WORK TO DO
Transcribe the records below in full; pictures stay out of the copy.

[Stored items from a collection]
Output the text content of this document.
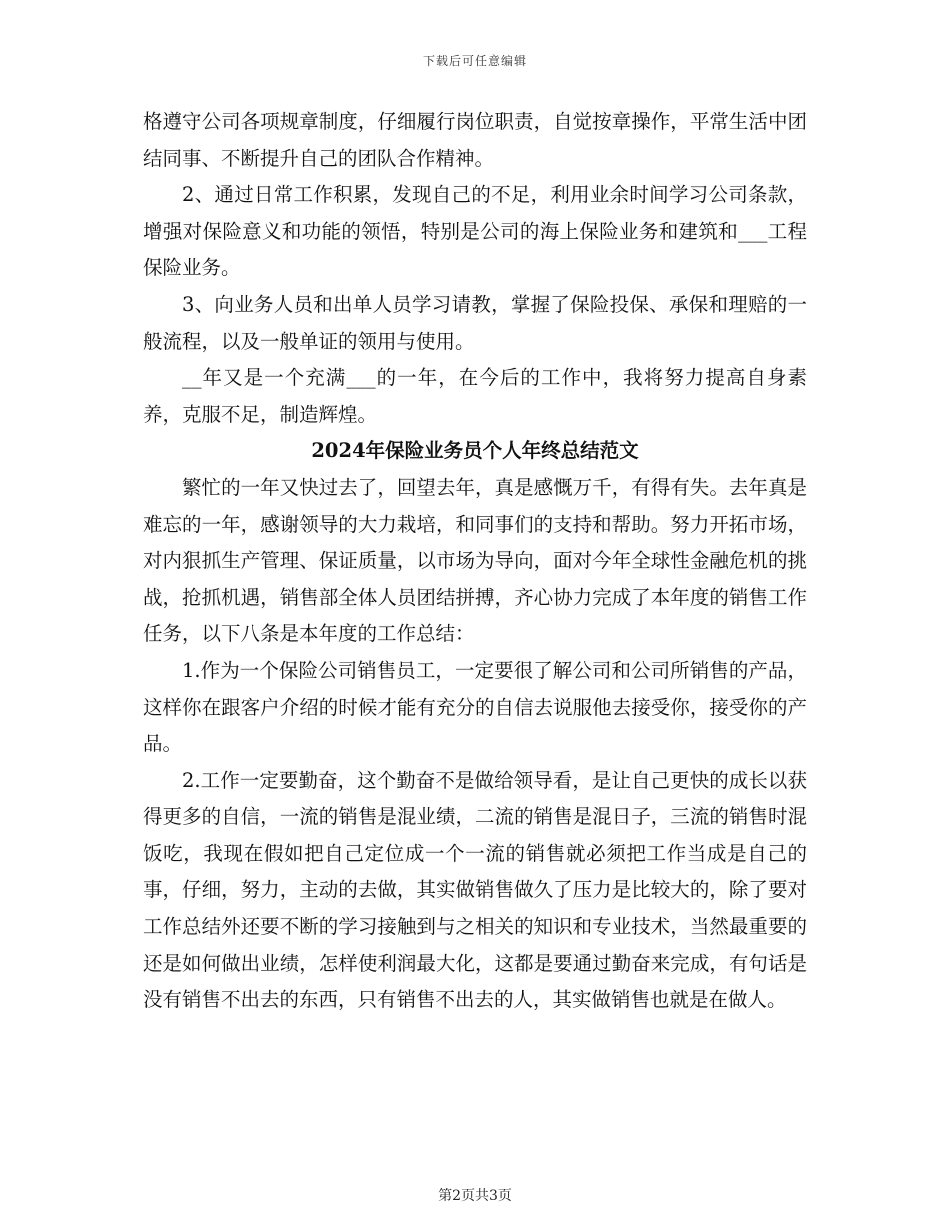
下载后可任意编辑

格遵守公司各项规章制度，仔细履行岗位职责，自觉按章操作，平常生活中团结同事、不断提升自己的团队合作精神。

2、通过日常工作积累，发现自己的不足，利用业余时间学习公司条款，增强对保险意义和功能的领悟，特别是公司的海上保险业务和建筑和___工程保险业务。

3、向业务人员和出单人员学习请教，掌握了保险投保、承保和理赔的一般流程，以及一般单证的领用与使用。

__年又是一个充满___的一年，在今后的工作中，我将努力提高自身素养，克服不足，制造辉煌。

2024年保险业务员个人年终总结范文

繁忙的一年又快过去了，回望去年，真是感慨万千，有得有失。去年真是难忘的一年，感谢领导的大力栽培，和同事们的支持和帮助。努力开拓市场，对内狠抓生产管理、保证质量，以市场为导向，面对今年全球性金融危机的挑战，抢抓机遇，销售部全体人员团结拼搏，齐心协力完成了本年度的销售工作任务，以下八条是本年度的工作总结：

1.作为一个保险公司销售员工，一定要很了解公司和公司所销售的产品，这样你在跟客户介绍的时候才能有充分的自信去说服他去接受你，接受你的产品。

2.工作一定要勤奋，这个勤奋不是做给领导看，是让自己更快的成长以获得更多的自信，一流的销售是混业绩，二流的销售是混日子，三流的销售时混饭吃，我现在假如把自己定位成一个一流的销售就必须把工作当成是自己的事，仔细，努力，主动的去做，其实做销售做久了压力是比较大的，除了要对工作总结外还要不断的学习接触到与之相关的知识和专业技术，当然最重要的还是如何做出业绩，怎样使利润最大化，这都是要通过勤奋来完成，有句话是没有销售不出去的东西，只有销售不出去的人，其实做销售也就是在做人。

第2页共3页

TASK SOLUTION
Output the text content of this document.
下载后可任意编辑

格遵守公司各项规章制度，仔细履行岗位职责，自觉按章操作，平常生活中团结同事、不断提升自己的团队合作精神。

2、通过日常工作积累，发现自己的不足，利用业余时间学习公司条款，增强对保险意义和功能的领悟，特别是公司的海上保险业务和建筑和___工程保险业务。

3、向业务人员和出单人员学习请教，掌握了保险投保、承保和理赔的一般流程，以及一般单证的领用与使用。

__年又是一个充满___的一年，在今后的工作中，我将努力提高自身素养，克服不足，制造辉煌。

2024年保险业务员个人年终总结范文

繁忙的一年又快过去了，回望去年，真是感慨万千，有得有失。去年真是难忘的一年，感谢领导的大力栽培，和同事们的支持和帮助。努力开拓市场，对内狠抓生产管理、保证质量，以市场为导向，面对今年全球性金融危机的挑战，抢抓机遇，销售部全体人员团结拼搏，齐心协力完成了本年度的销售工作任务，以下八条是本年度的工作总结：

1.作为一个保险公司销售员工，一定要很了解公司和公司所销售的产品，这样你在跟客户介绍的时候才能有充分的自信去说服他去接受你，接受你的产品。

2.工作一定要勤奋，这个勤奋不是做给领导看，是让自己更快的成长以获得更多的自信，一流的销售是混业绩，二流的销售是混日子，三流的销售时混饭吃，我现在假如把自己定位成一个一流的销售就必须把工作当成是自己的事，仔细，努力，主动的去做，其实做销售做久了压力是比较大的，除了要对工作总结外还要不断的学习接触到与之相关的知识和专业技术，当然最重要的还是如何做出业绩，怎样使利润最大化，这都是要通过勤奋来完成，有句话是没有销售不出去的东西，只有销售不出去的人，其实做销售也就是在做人。

第2页共3页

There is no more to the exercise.